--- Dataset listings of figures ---
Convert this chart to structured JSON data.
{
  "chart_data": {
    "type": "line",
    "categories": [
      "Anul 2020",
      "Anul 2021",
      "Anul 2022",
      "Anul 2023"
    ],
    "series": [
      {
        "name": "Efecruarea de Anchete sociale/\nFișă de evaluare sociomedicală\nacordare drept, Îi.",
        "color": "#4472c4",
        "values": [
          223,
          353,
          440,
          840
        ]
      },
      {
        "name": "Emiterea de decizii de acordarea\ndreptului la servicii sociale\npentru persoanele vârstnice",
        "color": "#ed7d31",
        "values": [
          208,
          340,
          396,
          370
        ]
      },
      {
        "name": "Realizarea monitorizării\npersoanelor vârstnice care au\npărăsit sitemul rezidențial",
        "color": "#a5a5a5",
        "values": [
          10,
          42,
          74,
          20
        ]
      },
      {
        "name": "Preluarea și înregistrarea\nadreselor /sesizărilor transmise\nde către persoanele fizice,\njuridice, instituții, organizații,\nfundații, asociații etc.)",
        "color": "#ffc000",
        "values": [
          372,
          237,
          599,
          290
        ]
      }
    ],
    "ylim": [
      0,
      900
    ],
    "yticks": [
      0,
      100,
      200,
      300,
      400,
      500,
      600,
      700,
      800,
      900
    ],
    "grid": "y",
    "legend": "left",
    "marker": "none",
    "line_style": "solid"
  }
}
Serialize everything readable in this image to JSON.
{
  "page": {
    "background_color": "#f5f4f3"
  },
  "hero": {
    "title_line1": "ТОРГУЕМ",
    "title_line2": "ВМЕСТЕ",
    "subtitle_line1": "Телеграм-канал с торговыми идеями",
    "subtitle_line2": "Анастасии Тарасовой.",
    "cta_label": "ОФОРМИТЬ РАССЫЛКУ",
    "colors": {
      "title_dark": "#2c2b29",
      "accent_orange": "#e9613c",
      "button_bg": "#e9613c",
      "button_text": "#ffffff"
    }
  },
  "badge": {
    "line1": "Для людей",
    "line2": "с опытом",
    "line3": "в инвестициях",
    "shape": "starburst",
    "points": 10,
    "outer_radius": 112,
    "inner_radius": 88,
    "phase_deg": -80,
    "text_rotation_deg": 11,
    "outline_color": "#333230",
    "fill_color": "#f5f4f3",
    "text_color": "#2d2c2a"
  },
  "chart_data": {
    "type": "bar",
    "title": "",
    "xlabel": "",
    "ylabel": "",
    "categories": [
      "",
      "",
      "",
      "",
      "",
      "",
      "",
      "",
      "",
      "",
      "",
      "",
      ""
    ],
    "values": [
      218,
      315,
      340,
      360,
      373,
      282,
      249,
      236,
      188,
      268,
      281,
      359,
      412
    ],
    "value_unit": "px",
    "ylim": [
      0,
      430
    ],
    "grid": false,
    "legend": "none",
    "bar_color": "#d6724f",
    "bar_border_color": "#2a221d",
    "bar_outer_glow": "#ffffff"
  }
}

--- DIRECTIVE ---
Look through the material and copy each line that has "ffffff".

--- THE RESPONSE ---
      "button_text": "#ffffff"
    "bar_outer_glow": "#ffffff"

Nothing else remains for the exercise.